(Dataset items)
----

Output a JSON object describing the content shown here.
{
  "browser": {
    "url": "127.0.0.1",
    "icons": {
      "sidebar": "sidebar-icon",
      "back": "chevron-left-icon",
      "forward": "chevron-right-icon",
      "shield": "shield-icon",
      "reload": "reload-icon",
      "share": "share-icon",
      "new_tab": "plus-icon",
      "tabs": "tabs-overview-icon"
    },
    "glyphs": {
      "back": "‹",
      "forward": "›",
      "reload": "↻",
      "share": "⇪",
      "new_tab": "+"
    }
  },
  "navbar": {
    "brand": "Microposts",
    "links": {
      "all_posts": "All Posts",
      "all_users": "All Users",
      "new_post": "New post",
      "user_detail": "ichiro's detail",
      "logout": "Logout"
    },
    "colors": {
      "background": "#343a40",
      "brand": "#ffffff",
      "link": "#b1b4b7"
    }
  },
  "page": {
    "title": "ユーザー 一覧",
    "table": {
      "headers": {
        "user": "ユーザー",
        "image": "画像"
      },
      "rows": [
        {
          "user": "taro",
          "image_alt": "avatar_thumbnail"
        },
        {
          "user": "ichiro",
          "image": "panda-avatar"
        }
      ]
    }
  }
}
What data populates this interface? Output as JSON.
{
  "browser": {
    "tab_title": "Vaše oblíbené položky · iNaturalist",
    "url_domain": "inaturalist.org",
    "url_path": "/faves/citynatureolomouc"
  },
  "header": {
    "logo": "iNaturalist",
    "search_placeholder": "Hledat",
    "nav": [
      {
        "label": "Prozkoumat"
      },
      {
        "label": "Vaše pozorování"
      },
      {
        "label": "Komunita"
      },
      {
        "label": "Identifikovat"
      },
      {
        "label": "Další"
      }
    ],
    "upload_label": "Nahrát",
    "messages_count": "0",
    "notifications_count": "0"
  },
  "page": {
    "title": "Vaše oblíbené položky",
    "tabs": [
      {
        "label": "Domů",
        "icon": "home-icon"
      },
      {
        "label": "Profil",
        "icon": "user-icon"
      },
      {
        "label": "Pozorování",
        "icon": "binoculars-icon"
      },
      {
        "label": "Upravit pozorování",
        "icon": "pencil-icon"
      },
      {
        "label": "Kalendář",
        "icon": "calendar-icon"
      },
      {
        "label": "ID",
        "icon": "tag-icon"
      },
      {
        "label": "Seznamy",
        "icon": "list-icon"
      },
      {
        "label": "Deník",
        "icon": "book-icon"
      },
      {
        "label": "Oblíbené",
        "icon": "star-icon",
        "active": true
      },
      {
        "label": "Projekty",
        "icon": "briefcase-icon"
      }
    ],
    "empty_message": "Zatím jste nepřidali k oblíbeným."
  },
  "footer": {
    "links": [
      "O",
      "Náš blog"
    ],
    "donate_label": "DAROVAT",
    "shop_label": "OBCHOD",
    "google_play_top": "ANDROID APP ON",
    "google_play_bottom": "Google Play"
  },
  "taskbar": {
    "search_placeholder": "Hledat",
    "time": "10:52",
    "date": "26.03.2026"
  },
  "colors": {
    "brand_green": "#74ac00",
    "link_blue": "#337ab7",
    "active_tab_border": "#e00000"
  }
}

----

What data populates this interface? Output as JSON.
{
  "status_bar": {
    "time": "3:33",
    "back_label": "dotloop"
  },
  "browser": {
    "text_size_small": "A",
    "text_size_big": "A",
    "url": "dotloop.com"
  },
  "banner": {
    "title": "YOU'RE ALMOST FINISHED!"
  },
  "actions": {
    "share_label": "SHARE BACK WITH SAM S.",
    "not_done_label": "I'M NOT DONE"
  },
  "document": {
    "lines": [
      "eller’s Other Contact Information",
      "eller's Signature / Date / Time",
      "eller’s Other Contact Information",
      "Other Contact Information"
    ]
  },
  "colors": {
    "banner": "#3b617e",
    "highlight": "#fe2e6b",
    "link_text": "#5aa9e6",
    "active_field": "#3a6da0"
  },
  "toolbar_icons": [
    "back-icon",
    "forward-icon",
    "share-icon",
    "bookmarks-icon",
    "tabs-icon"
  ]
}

----

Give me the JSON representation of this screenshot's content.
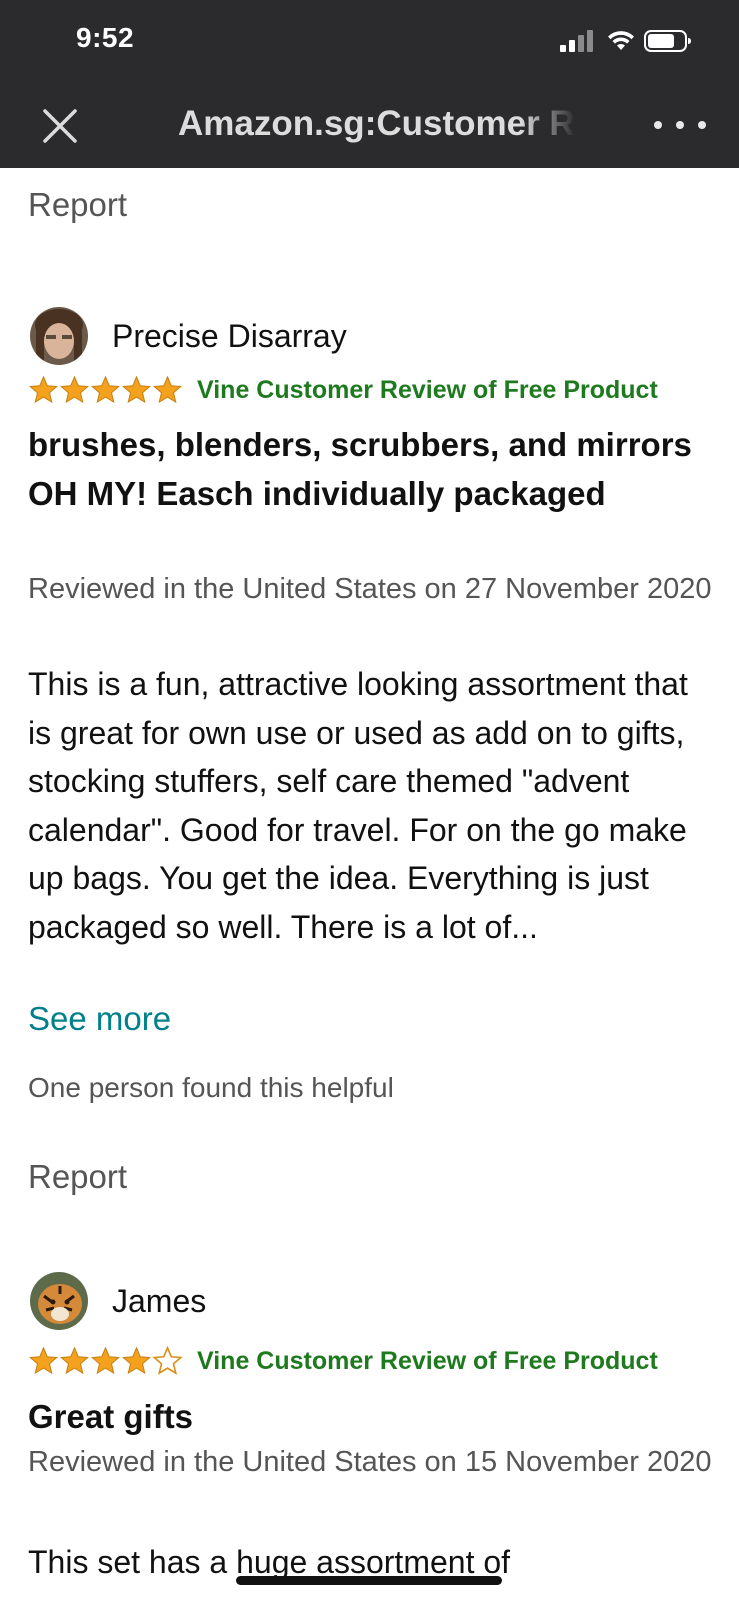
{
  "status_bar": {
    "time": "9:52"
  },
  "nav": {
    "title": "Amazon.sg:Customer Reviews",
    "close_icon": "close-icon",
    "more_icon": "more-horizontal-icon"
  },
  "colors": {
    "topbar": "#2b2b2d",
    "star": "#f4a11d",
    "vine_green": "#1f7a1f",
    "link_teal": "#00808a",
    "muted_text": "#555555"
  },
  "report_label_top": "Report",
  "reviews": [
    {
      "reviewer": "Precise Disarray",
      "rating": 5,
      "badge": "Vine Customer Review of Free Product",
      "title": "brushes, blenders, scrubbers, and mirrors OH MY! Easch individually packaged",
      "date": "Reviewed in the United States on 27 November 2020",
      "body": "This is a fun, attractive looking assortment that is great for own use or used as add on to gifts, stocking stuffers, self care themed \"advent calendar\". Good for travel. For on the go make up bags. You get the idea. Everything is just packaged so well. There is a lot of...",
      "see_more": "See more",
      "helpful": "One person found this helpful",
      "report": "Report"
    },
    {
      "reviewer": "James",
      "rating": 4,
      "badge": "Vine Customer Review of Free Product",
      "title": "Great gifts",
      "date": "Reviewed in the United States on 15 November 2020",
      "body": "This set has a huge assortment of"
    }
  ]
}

----

Exercise objective: Extract lines where the string "JSON" occurs.

Response to this task:
Output a JSON object describing the content shown here.
What data populates this interface? Output as JSON.
What data populates this interface? Output as JSON.
Give me the JSON representation of this screenshot's content.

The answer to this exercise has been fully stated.